** Directive **
Return every record below exactly as written, but leave out the pictures.

Data entries:
.....
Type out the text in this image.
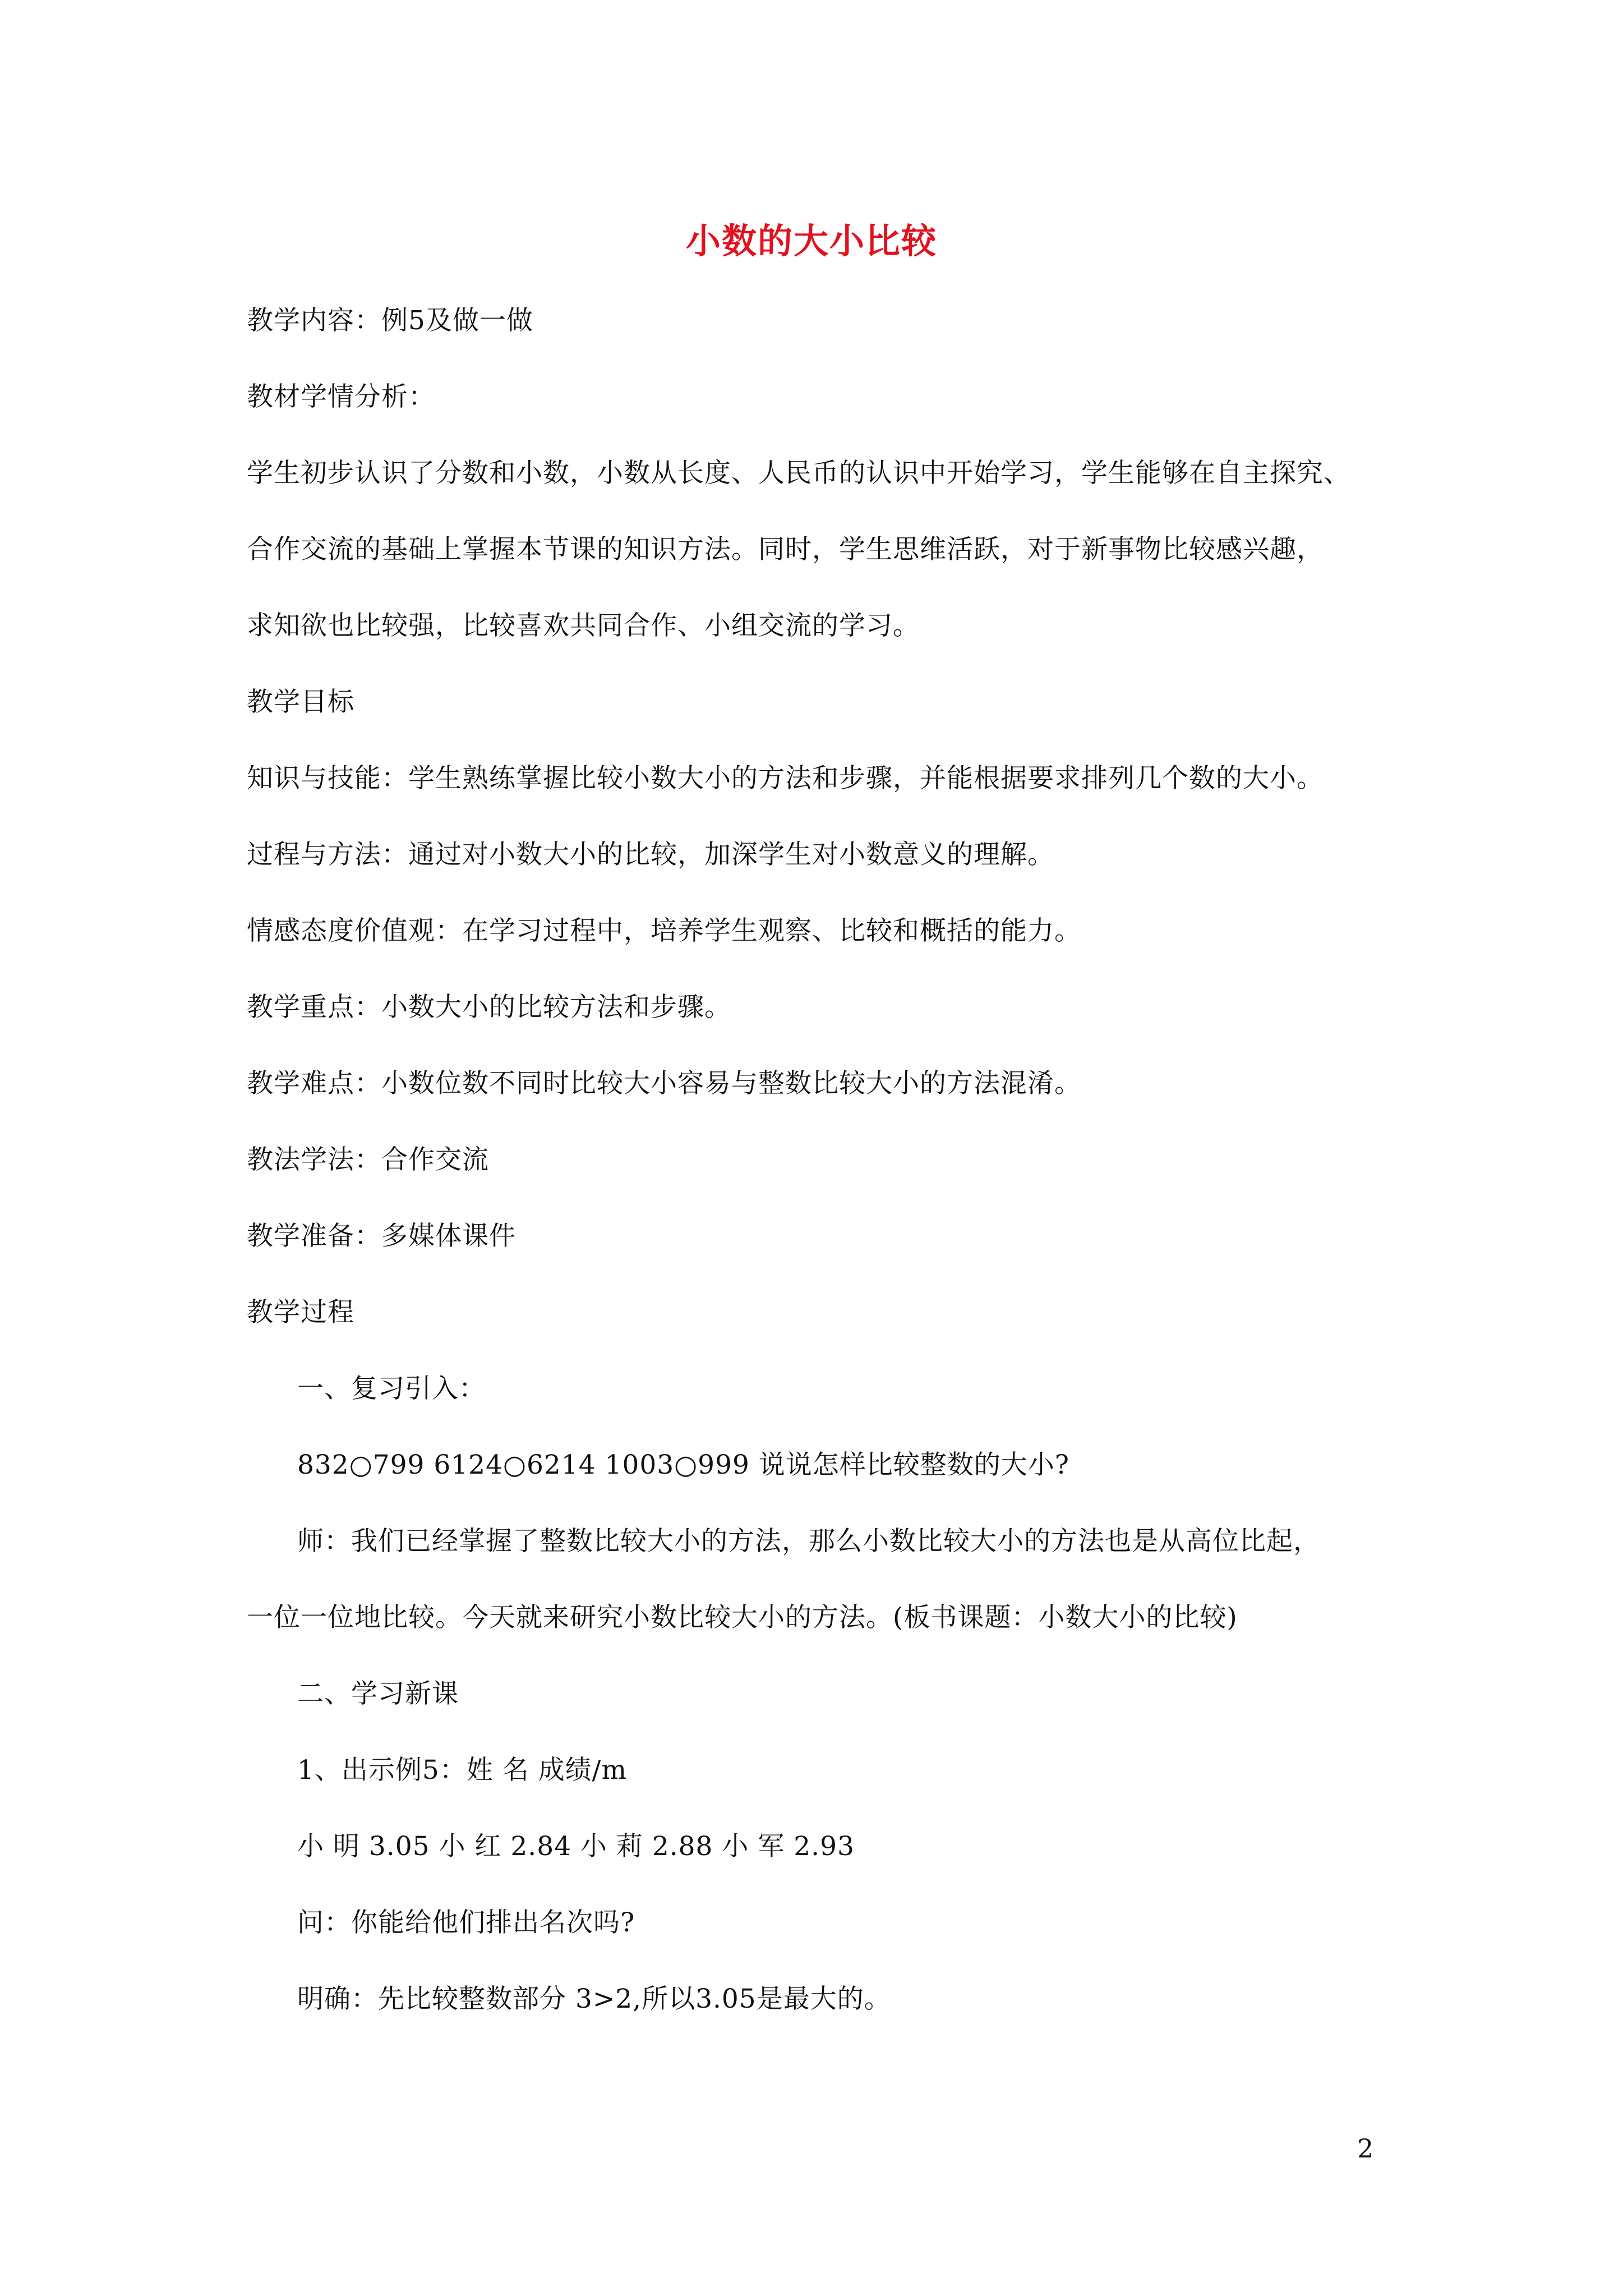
小数的大小比较
教学内容：例5及做一做
教材学情分析：
学生初步认识了分数和小数，小数从长度、人民币的认识中开始学习，学生能够在自主探究、
合作交流的基础上掌握本节课的知识方法。同时，学生思维活跃，对于新事物比较感兴趣，
求知欲也比较强，比较喜欢共同合作、小组交流的学习。
教学目标
知识与技能：学生熟练掌握比较小数大小的方法和步骤，并能根据要求排列几个数的大小。
过程与方法：通过对小数大小的比较，加深学生对小数意义的理解。
情感态度价值观：在学习过程中，培养学生观察、比较和概括的能力。
教学重点：小数大小的比较方法和步骤。
教学难点：小数位数不同时比较大小容易与整数比较大小的方法混淆。
教法学法：合作交流
教学准备：多媒体课件
教学过程
一、复习引入：
832○799 6124○6214 1003○999 说说怎样比较整数的大小?
师：我们已经掌握了整数比较大小的方法，那么小数比较大小的方法也是从高位比起，
一位一位地比较。今天就来研究小数比较大小的方法。(板书课题：小数大小的比较)
二、学习新课
1、出示例5：姓 名 成绩/m
小 明 3.05 小 红 2.84 小 莉 2.88 小 军 2.93
问：你能给他们排出名次吗?
明确：先比较整数部分 3>2,所以3.05是最大的。
2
.....
** Complete output **
Type out the text in this image.
小数的大小比较
教学内容：例5及做一做
教材学情分析：
学生初步认识了分数和小数，小数从长度、人民币的认识中开始学习，学生能够在自主探究、
合作交流的基础上掌握本节课的知识方法。同时，学生思维活跃，对于新事物比较感兴趣，
求知欲也比较强，比较喜欢共同合作、小组交流的学习。
教学目标
知识与技能：学生熟练掌握比较小数大小的方法和步骤，并能根据要求排列几个数的大小。
过程与方法：通过对小数大小的比较，加深学生对小数意义的理解。
情感态度价值观：在学习过程中，培养学生观察、比较和概括的能力。
教学重点：小数大小的比较方法和步骤。
教学难点：小数位数不同时比较大小容易与整数比较大小的方法混淆。
教法学法：合作交流
教学准备：多媒体课件
教学过程
一、复习引入：
832○799 6124○6214 1003○999 说说怎样比较整数的大小?
师：我们已经掌握了整数比较大小的方法，那么小数比较大小的方法也是从高位比起，
一位一位地比较。今天就来研究小数比较大小的方法。(板书课题：小数大小的比较)
二、学习新课
1、出示例5：姓 名 成绩/m
小 明 3.05 小 红 2.84 小 莉 2.88 小 军 2.93
问：你能给他们排出名次吗?
明确：先比较整数部分 3>2,所以3.05是最大的。
2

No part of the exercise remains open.